• Work instructions:
Will you output all of the data below exactly, omitting the images?

• Provided material:
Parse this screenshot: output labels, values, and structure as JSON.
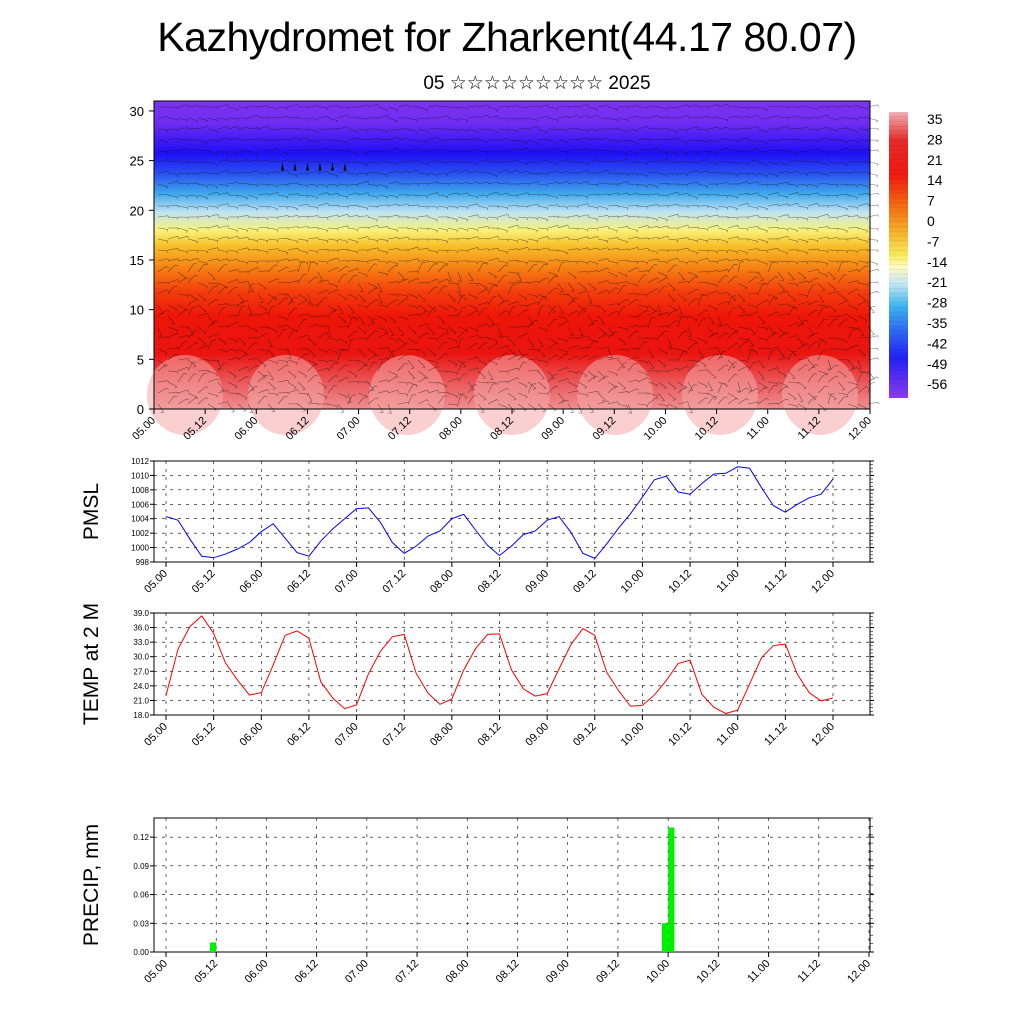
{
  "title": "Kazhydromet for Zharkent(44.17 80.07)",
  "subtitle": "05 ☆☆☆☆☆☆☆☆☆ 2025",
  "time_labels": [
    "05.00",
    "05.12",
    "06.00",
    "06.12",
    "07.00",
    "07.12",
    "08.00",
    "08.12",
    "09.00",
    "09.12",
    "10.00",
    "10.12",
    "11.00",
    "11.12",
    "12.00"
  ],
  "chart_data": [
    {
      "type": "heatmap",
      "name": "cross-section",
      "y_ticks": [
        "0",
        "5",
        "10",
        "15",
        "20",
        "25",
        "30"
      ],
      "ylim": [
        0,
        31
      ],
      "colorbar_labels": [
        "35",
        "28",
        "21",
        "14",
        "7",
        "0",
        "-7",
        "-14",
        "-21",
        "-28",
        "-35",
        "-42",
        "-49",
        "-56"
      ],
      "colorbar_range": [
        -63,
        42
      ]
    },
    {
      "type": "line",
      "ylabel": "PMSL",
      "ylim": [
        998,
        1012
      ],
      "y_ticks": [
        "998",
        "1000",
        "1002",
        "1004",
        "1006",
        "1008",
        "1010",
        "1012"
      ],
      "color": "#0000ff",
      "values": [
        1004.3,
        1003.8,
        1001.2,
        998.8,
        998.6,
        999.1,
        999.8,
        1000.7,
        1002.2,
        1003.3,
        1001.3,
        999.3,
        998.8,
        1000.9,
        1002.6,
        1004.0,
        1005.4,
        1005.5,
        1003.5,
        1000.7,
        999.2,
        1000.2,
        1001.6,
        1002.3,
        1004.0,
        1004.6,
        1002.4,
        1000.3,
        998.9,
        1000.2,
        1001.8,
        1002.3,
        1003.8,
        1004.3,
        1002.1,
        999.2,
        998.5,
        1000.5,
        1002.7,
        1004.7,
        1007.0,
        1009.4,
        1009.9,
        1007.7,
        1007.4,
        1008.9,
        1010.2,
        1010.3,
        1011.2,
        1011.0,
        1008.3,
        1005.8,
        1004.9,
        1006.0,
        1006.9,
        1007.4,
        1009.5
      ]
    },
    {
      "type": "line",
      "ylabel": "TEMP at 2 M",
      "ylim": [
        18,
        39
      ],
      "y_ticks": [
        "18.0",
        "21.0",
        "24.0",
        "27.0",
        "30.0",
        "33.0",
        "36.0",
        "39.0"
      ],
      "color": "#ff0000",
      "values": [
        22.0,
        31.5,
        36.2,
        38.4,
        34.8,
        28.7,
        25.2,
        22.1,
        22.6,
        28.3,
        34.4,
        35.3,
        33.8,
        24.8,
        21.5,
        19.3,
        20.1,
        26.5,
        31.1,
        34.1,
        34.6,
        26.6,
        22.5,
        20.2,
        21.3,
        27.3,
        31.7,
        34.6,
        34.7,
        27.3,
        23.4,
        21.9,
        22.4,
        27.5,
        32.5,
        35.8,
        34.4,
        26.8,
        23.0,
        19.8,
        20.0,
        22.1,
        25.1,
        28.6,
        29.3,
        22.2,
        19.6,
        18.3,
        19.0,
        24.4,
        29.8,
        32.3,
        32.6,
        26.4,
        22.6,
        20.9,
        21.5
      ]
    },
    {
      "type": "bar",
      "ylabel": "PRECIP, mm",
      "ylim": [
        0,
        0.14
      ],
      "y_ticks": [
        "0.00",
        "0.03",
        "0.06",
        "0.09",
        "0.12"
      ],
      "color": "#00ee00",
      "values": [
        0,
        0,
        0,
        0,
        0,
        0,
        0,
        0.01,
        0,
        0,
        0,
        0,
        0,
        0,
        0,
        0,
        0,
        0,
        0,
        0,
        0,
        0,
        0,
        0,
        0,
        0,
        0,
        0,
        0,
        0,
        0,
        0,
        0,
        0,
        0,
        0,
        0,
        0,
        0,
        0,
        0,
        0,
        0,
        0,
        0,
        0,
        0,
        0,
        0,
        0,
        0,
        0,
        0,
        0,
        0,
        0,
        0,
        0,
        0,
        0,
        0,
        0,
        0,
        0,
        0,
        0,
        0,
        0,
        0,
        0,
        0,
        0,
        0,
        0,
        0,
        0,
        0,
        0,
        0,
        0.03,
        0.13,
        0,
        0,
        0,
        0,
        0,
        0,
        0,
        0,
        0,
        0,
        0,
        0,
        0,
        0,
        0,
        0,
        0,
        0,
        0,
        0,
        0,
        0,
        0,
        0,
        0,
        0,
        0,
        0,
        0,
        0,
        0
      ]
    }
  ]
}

• Solution for this exercise:
Parse this screenshot: output labels, values, and structure as JSON.
{
  "title": "Kazhydromet for Zharkent(44.17 80.07)",
  "subtitle": "05 ☆☆☆☆☆☆☆☆☆ 2025",
  "time_labels": [
    "05.00",
    "05.12",
    "06.00",
    "06.12",
    "07.00",
    "07.12",
    "08.00",
    "08.12",
    "09.00",
    "09.12",
    "10.00",
    "10.12",
    "11.00",
    "11.12",
    "12.00"
  ],
  "chart_data": [
    {
      "type": "heatmap",
      "name": "cross-section",
      "y_ticks": [
        "0",
        "5",
        "10",
        "15",
        "20",
        "25",
        "30"
      ],
      "ylim": [
        0,
        31
      ],
      "colorbar_labels": [
        "35",
        "28",
        "21",
        "14",
        "7",
        "0",
        "-7",
        "-14",
        "-21",
        "-28",
        "-35",
        "-42",
        "-49",
        "-56"
      ],
      "colorbar_range": [
        -63,
        42
      ]
    },
    {
      "type": "line",
      "ylabel": "PMSL",
      "ylim": [
        998,
        1012
      ],
      "y_ticks": [
        "998",
        "1000",
        "1002",
        "1004",
        "1006",
        "1008",
        "1010",
        "1012"
      ],
      "color": "#0000ff",
      "values": [
        1004.3,
        1003.8,
        1001.2,
        998.8,
        998.6,
        999.1,
        999.8,
        1000.7,
        1002.2,
        1003.3,
        1001.3,
        999.3,
        998.8,
        1000.9,
        1002.6,
        1004.0,
        1005.4,
        1005.5,
        1003.5,
        1000.7,
        999.2,
        1000.2,
        1001.6,
        1002.3,
        1004.0,
        1004.6,
        1002.4,
        1000.3,
        998.9,
        1000.2,
        1001.8,
        1002.3,
        1003.8,
        1004.3,
        1002.1,
        999.2,
        998.5,
        1000.5,
        1002.7,
        1004.7,
        1007.0,
        1009.4,
        1009.9,
        1007.7,
        1007.4,
        1008.9,
        1010.2,
        1010.3,
        1011.2,
        1011.0,
        1008.3,
        1005.8,
        1004.9,
        1006.0,
        1006.9,
        1007.4,
        1009.5
      ]
    },
    {
      "type": "line",
      "ylabel": "TEMP at 2 M",
      "ylim": [
        18,
        39
      ],
      "y_ticks": [
        "18.0",
        "21.0",
        "24.0",
        "27.0",
        "30.0",
        "33.0",
        "36.0",
        "39.0"
      ],
      "color": "#ff0000",
      "values": [
        22.0,
        31.5,
        36.2,
        38.4,
        34.8,
        28.7,
        25.2,
        22.1,
        22.6,
        28.3,
        34.4,
        35.3,
        33.8,
        24.8,
        21.5,
        19.3,
        20.1,
        26.5,
        31.1,
        34.1,
        34.6,
        26.6,
        22.5,
        20.2,
        21.3,
        27.3,
        31.7,
        34.6,
        34.7,
        27.3,
        23.4,
        21.9,
        22.4,
        27.5,
        32.5,
        35.8,
        34.4,
        26.8,
        23.0,
        19.8,
        20.0,
        22.1,
        25.1,
        28.6,
        29.3,
        22.2,
        19.6,
        18.3,
        19.0,
        24.4,
        29.8,
        32.3,
        32.6,
        26.4,
        22.6,
        20.9,
        21.5
      ]
    },
    {
      "type": "bar",
      "ylabel": "PRECIP, mm",
      "ylim": [
        0,
        0.14
      ],
      "y_ticks": [
        "0.00",
        "0.03",
        "0.06",
        "0.09",
        "0.12"
      ],
      "color": "#00ee00",
      "values": [
        0,
        0,
        0,
        0,
        0,
        0,
        0,
        0.01,
        0,
        0,
        0,
        0,
        0,
        0,
        0,
        0,
        0,
        0,
        0,
        0,
        0,
        0,
        0,
        0,
        0,
        0,
        0,
        0,
        0,
        0,
        0,
        0,
        0,
        0,
        0,
        0,
        0,
        0,
        0,
        0,
        0,
        0,
        0,
        0,
        0,
        0,
        0,
        0,
        0,
        0,
        0,
        0,
        0,
        0,
        0,
        0,
        0,
        0,
        0,
        0,
        0,
        0,
        0,
        0,
        0,
        0,
        0,
        0,
        0,
        0,
        0,
        0,
        0,
        0,
        0,
        0,
        0,
        0,
        0,
        0.03,
        0.13,
        0,
        0,
        0,
        0,
        0,
        0,
        0,
        0,
        0,
        0,
        0,
        0,
        0,
        0,
        0,
        0,
        0,
        0,
        0,
        0,
        0,
        0,
        0,
        0,
        0,
        0,
        0,
        0,
        0,
        0,
        0
      ]
    }
  ]
}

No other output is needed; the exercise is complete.